> [TASK TO COMPLETE]
Check every line below for the word "duration" and show those that hold it.

** start of INFORMATION SUPPLIED **

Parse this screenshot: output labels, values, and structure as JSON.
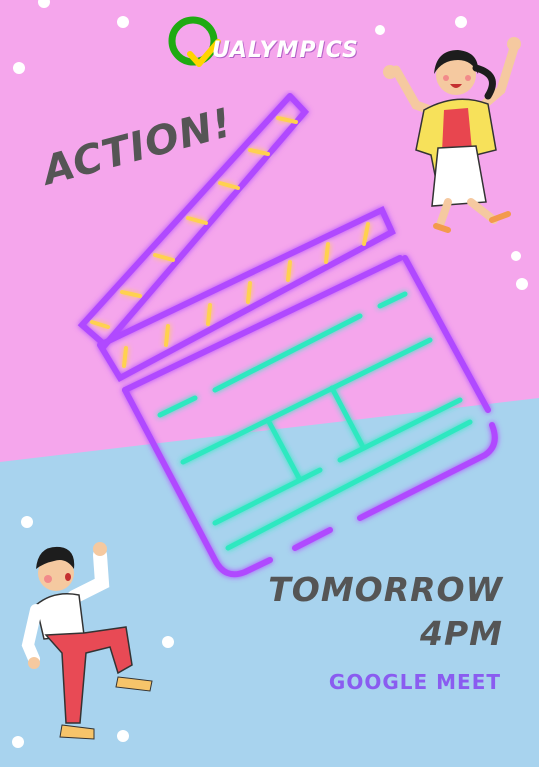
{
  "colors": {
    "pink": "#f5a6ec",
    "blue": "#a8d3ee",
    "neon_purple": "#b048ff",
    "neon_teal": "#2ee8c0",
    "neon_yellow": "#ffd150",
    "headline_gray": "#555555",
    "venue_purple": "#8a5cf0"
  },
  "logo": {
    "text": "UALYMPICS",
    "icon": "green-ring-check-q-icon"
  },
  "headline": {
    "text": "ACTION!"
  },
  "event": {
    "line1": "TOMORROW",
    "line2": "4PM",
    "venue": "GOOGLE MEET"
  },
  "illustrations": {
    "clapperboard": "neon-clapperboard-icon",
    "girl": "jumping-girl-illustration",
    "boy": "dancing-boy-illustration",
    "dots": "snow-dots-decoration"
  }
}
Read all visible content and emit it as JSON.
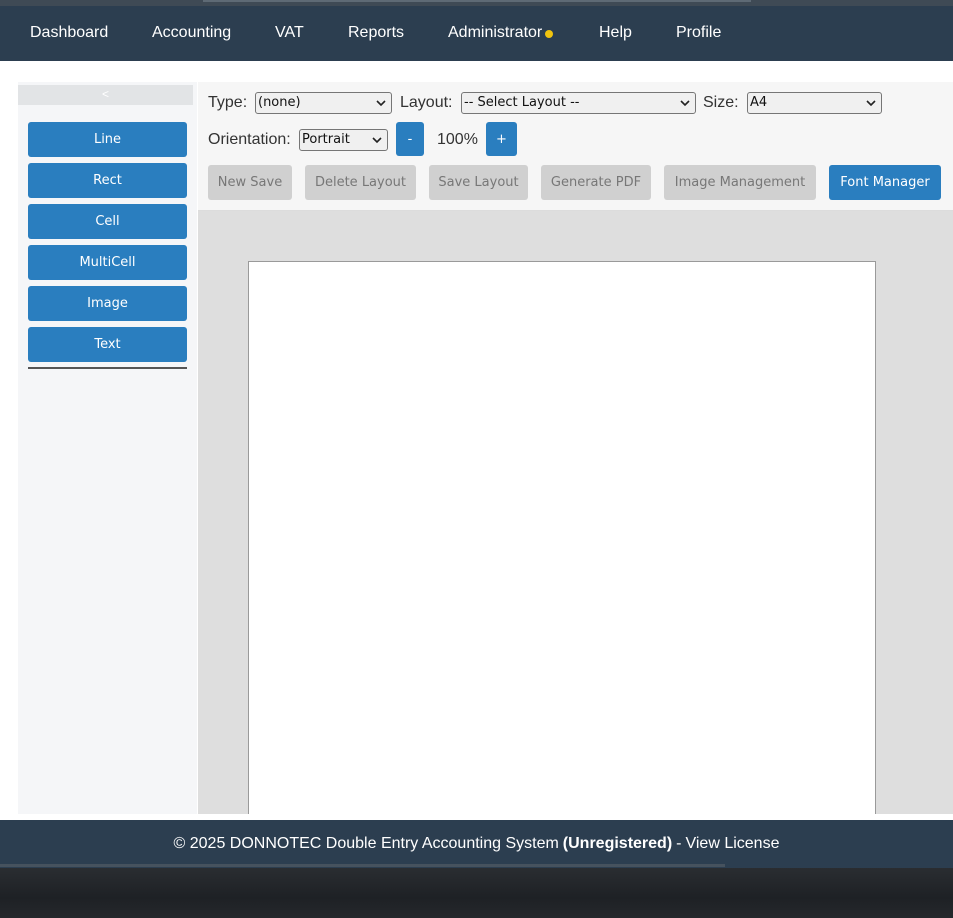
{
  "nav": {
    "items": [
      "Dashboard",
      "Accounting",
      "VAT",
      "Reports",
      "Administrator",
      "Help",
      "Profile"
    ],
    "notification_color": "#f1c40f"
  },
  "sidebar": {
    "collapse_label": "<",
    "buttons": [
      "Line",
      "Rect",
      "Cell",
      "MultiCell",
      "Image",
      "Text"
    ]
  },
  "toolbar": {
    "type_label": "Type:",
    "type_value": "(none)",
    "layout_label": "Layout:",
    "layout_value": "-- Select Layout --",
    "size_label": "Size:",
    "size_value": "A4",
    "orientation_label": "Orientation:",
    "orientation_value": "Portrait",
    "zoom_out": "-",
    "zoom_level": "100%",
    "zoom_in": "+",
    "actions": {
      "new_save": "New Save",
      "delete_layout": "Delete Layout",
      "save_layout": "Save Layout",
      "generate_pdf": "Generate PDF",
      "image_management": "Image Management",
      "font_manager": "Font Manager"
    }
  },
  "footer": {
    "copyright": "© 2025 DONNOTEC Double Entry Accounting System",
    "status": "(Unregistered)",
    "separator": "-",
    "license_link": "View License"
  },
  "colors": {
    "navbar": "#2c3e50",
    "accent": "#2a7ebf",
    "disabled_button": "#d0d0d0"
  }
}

** end of INFORMATION SUPPLIED **
** start of INFORMATION SUPPLIED **

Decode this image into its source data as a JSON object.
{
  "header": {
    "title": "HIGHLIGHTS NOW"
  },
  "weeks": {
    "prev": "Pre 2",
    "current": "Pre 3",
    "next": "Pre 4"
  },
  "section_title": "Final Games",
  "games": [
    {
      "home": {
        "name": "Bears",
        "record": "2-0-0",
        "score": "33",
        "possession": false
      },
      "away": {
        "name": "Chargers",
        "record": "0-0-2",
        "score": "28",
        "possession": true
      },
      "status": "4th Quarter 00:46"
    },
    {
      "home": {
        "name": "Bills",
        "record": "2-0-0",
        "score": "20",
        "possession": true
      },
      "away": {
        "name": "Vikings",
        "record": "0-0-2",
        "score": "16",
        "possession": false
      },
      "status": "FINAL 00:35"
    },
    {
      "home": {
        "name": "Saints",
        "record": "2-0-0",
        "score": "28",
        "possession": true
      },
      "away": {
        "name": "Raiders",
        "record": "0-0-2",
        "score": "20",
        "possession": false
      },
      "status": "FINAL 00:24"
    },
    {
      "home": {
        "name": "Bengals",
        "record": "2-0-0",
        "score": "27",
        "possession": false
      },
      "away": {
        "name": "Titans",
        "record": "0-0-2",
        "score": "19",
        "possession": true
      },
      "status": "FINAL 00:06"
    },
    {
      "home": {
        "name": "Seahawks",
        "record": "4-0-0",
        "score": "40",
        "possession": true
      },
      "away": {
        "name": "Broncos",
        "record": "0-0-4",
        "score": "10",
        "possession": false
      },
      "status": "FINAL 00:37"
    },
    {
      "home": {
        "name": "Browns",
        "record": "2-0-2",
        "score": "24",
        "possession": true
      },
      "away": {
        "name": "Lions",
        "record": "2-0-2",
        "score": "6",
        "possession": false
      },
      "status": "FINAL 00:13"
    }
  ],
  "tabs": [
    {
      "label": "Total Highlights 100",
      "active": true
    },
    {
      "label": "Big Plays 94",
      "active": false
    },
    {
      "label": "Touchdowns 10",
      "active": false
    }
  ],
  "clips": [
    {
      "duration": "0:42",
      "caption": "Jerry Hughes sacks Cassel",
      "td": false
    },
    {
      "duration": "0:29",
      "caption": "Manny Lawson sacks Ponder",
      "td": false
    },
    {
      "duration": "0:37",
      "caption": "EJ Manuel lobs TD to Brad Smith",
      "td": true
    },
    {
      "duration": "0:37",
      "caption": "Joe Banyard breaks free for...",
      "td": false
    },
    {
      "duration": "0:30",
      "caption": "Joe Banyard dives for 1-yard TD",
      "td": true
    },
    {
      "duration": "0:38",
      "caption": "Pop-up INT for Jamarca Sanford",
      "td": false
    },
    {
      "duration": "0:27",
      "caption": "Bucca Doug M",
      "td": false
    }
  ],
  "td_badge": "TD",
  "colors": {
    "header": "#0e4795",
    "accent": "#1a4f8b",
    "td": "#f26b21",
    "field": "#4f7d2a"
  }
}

** end of INFORMATION SUPPLIED **
** start of INFORMATION SUPPLIED **

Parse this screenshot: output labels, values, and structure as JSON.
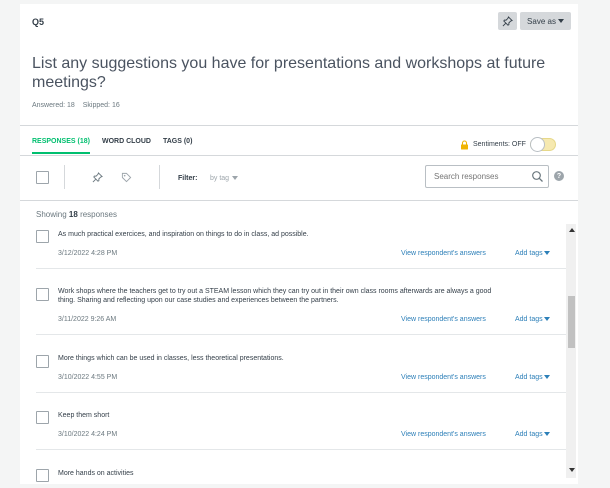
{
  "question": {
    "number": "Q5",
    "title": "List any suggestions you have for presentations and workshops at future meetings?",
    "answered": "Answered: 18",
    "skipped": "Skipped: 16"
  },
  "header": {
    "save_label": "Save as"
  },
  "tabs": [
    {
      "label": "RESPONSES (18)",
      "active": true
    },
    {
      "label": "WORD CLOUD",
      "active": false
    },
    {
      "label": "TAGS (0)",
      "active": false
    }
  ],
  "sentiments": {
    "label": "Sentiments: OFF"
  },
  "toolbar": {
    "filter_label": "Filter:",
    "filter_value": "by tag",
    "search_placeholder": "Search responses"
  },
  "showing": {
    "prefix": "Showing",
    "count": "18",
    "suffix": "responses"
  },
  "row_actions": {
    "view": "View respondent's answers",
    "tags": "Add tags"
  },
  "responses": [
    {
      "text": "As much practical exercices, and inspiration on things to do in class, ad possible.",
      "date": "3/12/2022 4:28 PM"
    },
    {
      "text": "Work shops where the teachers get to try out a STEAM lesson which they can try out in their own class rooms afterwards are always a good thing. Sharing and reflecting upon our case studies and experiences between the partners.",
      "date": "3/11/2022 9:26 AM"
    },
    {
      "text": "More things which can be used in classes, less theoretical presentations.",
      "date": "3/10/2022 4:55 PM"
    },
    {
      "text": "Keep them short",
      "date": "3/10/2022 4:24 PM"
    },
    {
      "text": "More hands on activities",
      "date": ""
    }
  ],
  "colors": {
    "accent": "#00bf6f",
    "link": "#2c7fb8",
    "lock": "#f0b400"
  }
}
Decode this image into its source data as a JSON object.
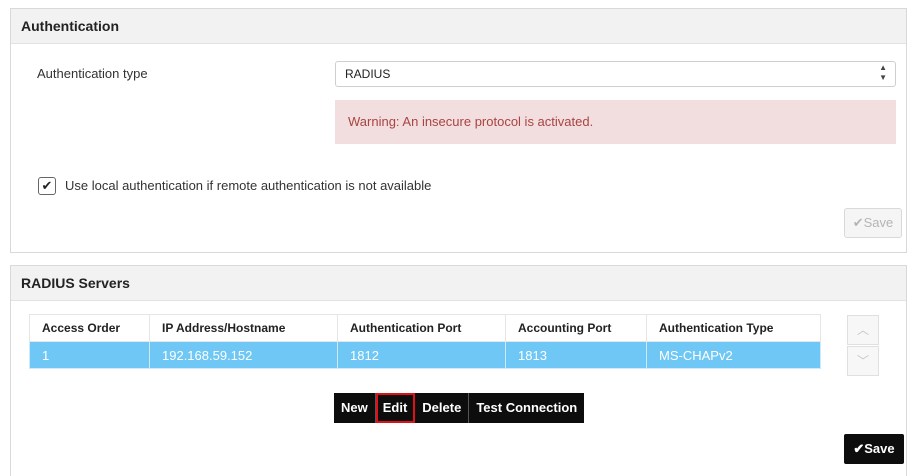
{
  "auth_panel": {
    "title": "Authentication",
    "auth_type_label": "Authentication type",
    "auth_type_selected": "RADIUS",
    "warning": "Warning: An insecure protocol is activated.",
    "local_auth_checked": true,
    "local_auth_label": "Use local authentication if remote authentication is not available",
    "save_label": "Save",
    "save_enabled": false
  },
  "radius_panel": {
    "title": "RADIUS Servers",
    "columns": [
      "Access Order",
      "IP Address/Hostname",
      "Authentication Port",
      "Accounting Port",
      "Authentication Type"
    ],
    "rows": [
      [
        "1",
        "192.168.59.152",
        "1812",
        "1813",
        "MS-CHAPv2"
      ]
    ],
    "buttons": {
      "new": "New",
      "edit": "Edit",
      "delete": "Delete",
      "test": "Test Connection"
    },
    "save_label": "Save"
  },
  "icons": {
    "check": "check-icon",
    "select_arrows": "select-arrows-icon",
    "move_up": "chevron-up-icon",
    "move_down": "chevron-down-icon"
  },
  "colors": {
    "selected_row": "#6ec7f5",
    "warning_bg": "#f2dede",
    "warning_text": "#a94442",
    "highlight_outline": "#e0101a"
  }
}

** end of INFORMATION SUPPLIED **

> [ANSWER TO THIS TASK]
      "duration": "0:42",
      "duration": "0:29",
      "duration": "0:37",
      "duration": "0:37",
      "duration": "0:30",
      "duration": "0:38",
      "duration": "0:27",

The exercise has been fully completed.